Collected data:

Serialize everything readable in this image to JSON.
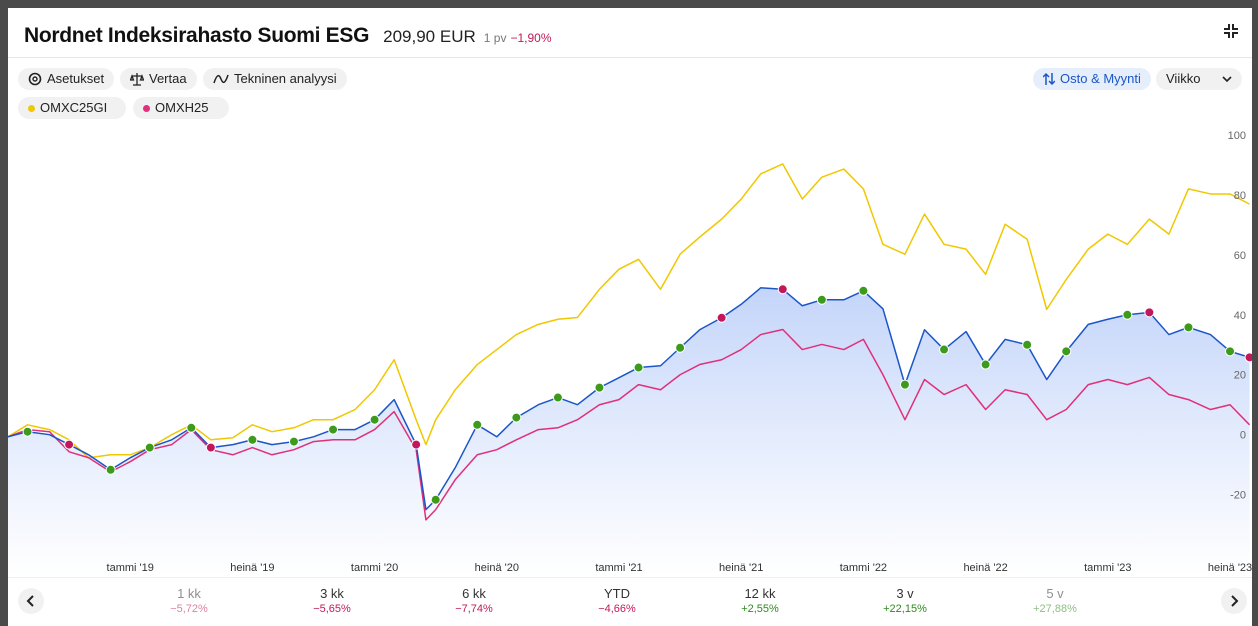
{
  "header": {
    "title": "Nordnet Indeksirahasto Suomi ESG",
    "price": "209,90 EUR",
    "period": "1 pv",
    "change": "−1,90%"
  },
  "toolbar": {
    "buttons": [
      "Asetukset",
      "Vertaa",
      "Tekninen analyysi"
    ],
    "trade": "Osto & Myynti",
    "interval": "Viikko"
  },
  "chart_data": {
    "type": "line",
    "x": [
      2018.5,
      2018.58,
      2018.67,
      2018.75,
      2018.83,
      2018.92,
      2019.0,
      2019.08,
      2019.17,
      2019.25,
      2019.33,
      2019.42,
      2019.5,
      2019.58,
      2019.67,
      2019.75,
      2019.83,
      2019.92,
      2020.0,
      2020.08,
      2020.17,
      2020.21,
      2020.25,
      2020.33,
      2020.42,
      2020.5,
      2020.58,
      2020.67,
      2020.75,
      2020.83,
      2020.92,
      2021.0,
      2021.08,
      2021.17,
      2021.25,
      2021.33,
      2021.42,
      2021.5,
      2021.58,
      2021.67,
      2021.75,
      2021.83,
      2021.92,
      2022.0,
      2022.08,
      2022.17,
      2022.25,
      2022.33,
      2022.42,
      2022.5,
      2022.58,
      2022.67,
      2022.75,
      2022.83,
      2022.92,
      2023.0,
      2023.08,
      2023.17,
      2023.25,
      2023.33,
      2023.42,
      2023.5,
      2023.58
    ],
    "series": [
      {
        "color": "#1a56c8",
        "area": true,
        "values": [
          -0.7,
          1,
          0,
          -3.3,
          -6.7,
          -11.7,
          -7.7,
          -4.3,
          -1.7,
          2.3,
          -4.3,
          -3.3,
          -1.7,
          -3.3,
          -2.3,
          -0.7,
          1.7,
          1.7,
          5,
          11.7,
          -3.3,
          -25,
          -21.7,
          -11,
          3.3,
          -0.7,
          5.7,
          10,
          12.4,
          10,
          15.7,
          19,
          22.4,
          23,
          29,
          35,
          39,
          43.5,
          49,
          48.5,
          43,
          45,
          45,
          48,
          42,
          16.7,
          35,
          28.4,
          34.4,
          23.4,
          31.8,
          30,
          18.4,
          27.8,
          36.8,
          38.5,
          40,
          40.8,
          33.4,
          35.8,
          33.4,
          27.8,
          25.8
        ]
      },
      {
        "name": "OMXC25GI",
        "color": "#f0c800",
        "values": [
          -0.7,
          3.3,
          1.7,
          -1.7,
          -7.7,
          -6.7,
          -6.7,
          -4.3,
          0,
          3.3,
          -1.7,
          -1,
          3.3,
          1,
          2.3,
          5,
          5,
          8.4,
          15,
          25,
          5,
          -3.3,
          5,
          15,
          23.4,
          28.4,
          33.4,
          36.8,
          38.5,
          39.1,
          48.5,
          55.2,
          58.5,
          48.5,
          60.2,
          65.9,
          71.9,
          78.6,
          87,
          90.3,
          78.6,
          85.9,
          88.6,
          82,
          63.5,
          60.2,
          73.6,
          63.5,
          61.9,
          53.5,
          70.2,
          65.2,
          41.8,
          51.8,
          61.9,
          66.9,
          63.5,
          71.9,
          66.9,
          82,
          80.3,
          80.3,
          76.9
        ]
      },
      {
        "name": "OMXH25",
        "color": "#e0307a",
        "values": [
          -0.7,
          1.7,
          1,
          -5.7,
          -7.7,
          -12.4,
          -9,
          -5,
          -3.3,
          1.7,
          -5,
          -6.7,
          -4.3,
          -6.7,
          -5,
          -2.3,
          -1.7,
          -1.7,
          1.7,
          7.7,
          -5,
          -28.4,
          -25,
          -15,
          -6.7,
          -5,
          -1.7,
          1.7,
          2.3,
          5,
          10,
          11.7,
          16.7,
          15,
          20,
          23.4,
          25,
          28.4,
          33.4,
          35.1,
          28.4,
          30.1,
          28.4,
          31.8,
          20,
          5,
          18.4,
          13.4,
          16.7,
          8.4,
          15,
          13.4,
          5,
          8.4,
          16.7,
          18.4,
          16.7,
          19.1,
          13.4,
          11.7,
          8.4,
          10,
          3.3
        ]
      }
    ],
    "markers": [
      {
        "color": "#3d9a1c",
        "x": [
          2018.58,
          2018.92,
          2019.08,
          2019.25,
          2019.5,
          2019.67,
          2019.83,
          2020.0,
          2020.25,
          2020.42,
          2020.58,
          2020.75,
          2020.92,
          2021.08,
          2021.25,
          2021.83,
          2022.0,
          2022.17,
          2022.33,
          2022.5,
          2022.67,
          2022.83,
          2023.08,
          2023.33,
          2023.5
        ],
        "values": [
          1,
          -11.7,
          -4.3,
          2.3,
          -1.7,
          -2.3,
          1.7,
          5,
          -21.7,
          3.3,
          5.7,
          12.4,
          15.7,
          22.4,
          29,
          45,
          48,
          16.7,
          28.4,
          23.4,
          30,
          27.8,
          40,
          35.8,
          27.8
        ]
      },
      {
        "color": "#c2185b",
        "x": [
          2018.75,
          2019.33,
          2020.17,
          2021.42,
          2021.67,
          2023.17,
          2023.58
        ],
        "values": [
          -3.3,
          -4.3,
          -3.3,
          39,
          48.5,
          40.8,
          25.8
        ]
      }
    ],
    "xlim": [
      2018.5,
      2023.59
    ],
    "xticks": [
      {
        "value": 2019.0,
        "label": "tammi '19"
      },
      {
        "value": 2019.5,
        "label": "heinä '19"
      },
      {
        "value": 2020.0,
        "label": "tammi '20"
      },
      {
        "value": 2020.5,
        "label": "heinä '20"
      },
      {
        "value": 2021.0,
        "label": "tammi '21"
      },
      {
        "value": 2021.5,
        "label": "heinä '21"
      },
      {
        "value": 2022.0,
        "label": "tammi '22"
      },
      {
        "value": 2022.5,
        "label": "heinä '22"
      },
      {
        "value": 2023.0,
        "label": "tammi '23"
      },
      {
        "value": 2023.5,
        "label": "heinä '23"
      }
    ],
    "ylim": [
      -46.8,
      103.3
    ],
    "yticks": [
      -20,
      0,
      20,
      40,
      60,
      80,
      100
    ]
  },
  "periods": [
    {
      "label": "1 kk",
      "change": "−5,72%"
    },
    {
      "label": "3 kk",
      "change": "−5,65%"
    },
    {
      "label": "6 kk",
      "change": "−7,74%"
    },
    {
      "label": "YTD",
      "change": "−4,66%"
    },
    {
      "label": "12 kk",
      "change": "+2,55%"
    },
    {
      "label": "3 v",
      "change": "+22,15%"
    },
    {
      "label": "5 v",
      "change": "+27,88%"
    }
  ]
}
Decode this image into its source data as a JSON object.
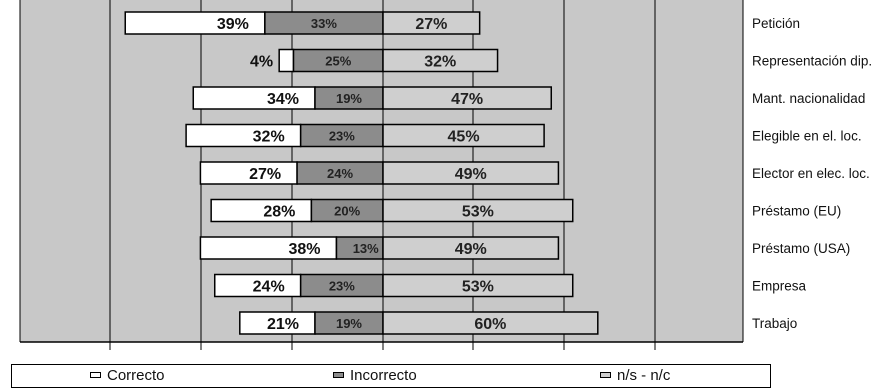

Required work: All lines of the data above that include the word "image" must be shown.

Solution to this task:
Serialize everything readable in this image to JSON.
Decode this image into its source data as a JSON object.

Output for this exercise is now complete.